■ **Aim of the task**: Reproduce the listing below in its entirety. Change nothing.

** Start of Task input **

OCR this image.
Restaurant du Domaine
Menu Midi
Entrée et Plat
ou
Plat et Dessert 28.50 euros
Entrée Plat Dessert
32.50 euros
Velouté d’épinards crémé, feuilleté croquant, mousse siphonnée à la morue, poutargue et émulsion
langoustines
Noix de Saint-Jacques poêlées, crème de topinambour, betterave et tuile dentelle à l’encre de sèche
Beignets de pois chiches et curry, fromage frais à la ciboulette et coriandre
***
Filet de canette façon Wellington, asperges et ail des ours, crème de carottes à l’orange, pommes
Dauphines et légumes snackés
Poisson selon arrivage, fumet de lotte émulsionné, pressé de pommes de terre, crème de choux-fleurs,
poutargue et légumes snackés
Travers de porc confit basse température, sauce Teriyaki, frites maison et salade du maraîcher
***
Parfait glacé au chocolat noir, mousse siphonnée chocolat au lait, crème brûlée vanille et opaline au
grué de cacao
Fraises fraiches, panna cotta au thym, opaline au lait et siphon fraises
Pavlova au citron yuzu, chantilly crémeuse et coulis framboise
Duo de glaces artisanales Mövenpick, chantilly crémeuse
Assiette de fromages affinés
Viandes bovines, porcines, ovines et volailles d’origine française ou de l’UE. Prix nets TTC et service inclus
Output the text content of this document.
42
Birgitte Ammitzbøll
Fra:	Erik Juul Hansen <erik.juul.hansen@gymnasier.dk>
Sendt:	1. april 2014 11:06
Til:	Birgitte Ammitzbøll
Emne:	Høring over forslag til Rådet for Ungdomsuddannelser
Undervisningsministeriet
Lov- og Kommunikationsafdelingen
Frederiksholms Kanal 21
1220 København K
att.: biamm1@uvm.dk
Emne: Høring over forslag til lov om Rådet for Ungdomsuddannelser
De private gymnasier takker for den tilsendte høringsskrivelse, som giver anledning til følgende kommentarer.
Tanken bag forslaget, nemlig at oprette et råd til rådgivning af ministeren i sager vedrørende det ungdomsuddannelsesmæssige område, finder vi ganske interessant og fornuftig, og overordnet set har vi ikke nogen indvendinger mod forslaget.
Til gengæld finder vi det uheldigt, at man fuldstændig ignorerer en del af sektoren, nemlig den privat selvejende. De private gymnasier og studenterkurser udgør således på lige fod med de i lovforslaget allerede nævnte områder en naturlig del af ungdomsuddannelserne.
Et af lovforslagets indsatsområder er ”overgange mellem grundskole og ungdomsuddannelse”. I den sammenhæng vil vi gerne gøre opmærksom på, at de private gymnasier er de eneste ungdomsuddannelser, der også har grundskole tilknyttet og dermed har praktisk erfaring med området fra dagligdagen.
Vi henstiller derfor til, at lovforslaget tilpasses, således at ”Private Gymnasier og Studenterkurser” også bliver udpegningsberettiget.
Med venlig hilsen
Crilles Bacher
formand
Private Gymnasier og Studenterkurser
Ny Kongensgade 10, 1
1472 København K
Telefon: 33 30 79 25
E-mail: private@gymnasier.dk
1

** End of Task input **

■ **Right answer**:
OCR this image.
Restaurant du Domaine
Menu Midi
Entrée et Plat
ou
Plat et Dessert 28.50 euros
Entrée Plat Dessert
32.50 euros
Velouté d’épinards crémé, feuilleté croquant, mousse siphonnée à la morue, poutargue et émulsion
langoustines
Noix de Saint-Jacques poêlées, crème de topinambour, betterave et tuile dentelle à l’encre de sèche
Beignets de pois chiches et curry, fromage frais à la ciboulette et coriandre
***
Filet de canette façon Wellington, asperges et ail des ours, crème de carottes à l’orange, pommes
Dauphines et légumes snackés
Poisson selon arrivage, fumet de lotte émulsionné, pressé de pommes de terre, crème de choux-fleurs,
poutargue et légumes snackés
Travers de porc confit basse température, sauce Teriyaki, frites maison et salade du maraîcher
***
Parfait glacé au chocolat noir, mousse siphonnée chocolat au lait, crème brûlée vanille et opaline au
grué de cacao
Fraises fraiches, panna cotta au thym, opaline au lait et siphon fraises
Pavlova au citron yuzu, chantilly crémeuse et coulis framboise
Duo de glaces artisanales Mövenpick, chantilly crémeuse
Assiette de fromages affinés
Viandes bovines, porcines, ovines et volailles d’origine française ou de l’UE. Prix nets TTC et service inclus
Output the text content of this document.
42
Birgitte Ammitzbøll
Fra:	Erik Juul Hansen <erik.juul.hansen@gymnasier.dk>
Sendt:	1. april 2014 11:06
Til:	Birgitte Ammitzbøll
Emne:	Høring over forslag til Rådet for Ungdomsuddannelser
Undervisningsministeriet
Lov- og Kommunikationsafdelingen
Frederiksholms Kanal 21
1220 København K
att.: biamm1@uvm.dk
Emne: Høring over forslag til lov om Rådet for Ungdomsuddannelser
De private gymnasier takker for den tilsendte høringsskrivelse, som giver anledning til følgende kommentarer.
Tanken bag forslaget, nemlig at oprette et råd til rådgivning af ministeren i sager vedrørende det ungdomsuddannelsesmæssige område, finder vi ganske interessant og fornuftig, og overordnet set har vi ikke nogen indvendinger mod forslaget.
Til gengæld finder vi det uheldigt, at man fuldstændig ignorerer en del af sektoren, nemlig den privat selvejende. De private gymnasier og studenterkurser udgør således på lige fod med de i lovforslaget allerede nævnte områder en naturlig del af ungdomsuddannelserne.
Et af lovforslagets indsatsområder er ”overgange mellem grundskole og ungdomsuddannelse”. I den sammenhæng vil vi gerne gøre opmærksom på, at de private gymnasier er de eneste ungdomsuddannelser, der også har grundskole tilknyttet og dermed har praktisk erfaring med området fra dagligdagen.
Vi henstiller derfor til, at lovforslaget tilpasses, således at ”Private Gymnasier og Studenterkurser” også bliver udpegningsberettiget.
Med venlig hilsen
Crilles Bacher
formand
Private Gymnasier og Studenterkurser
Ny Kongensgade 10, 1
1472 København K
Telefon: 33 30 79 25
E-mail: private@gymnasier.dk
1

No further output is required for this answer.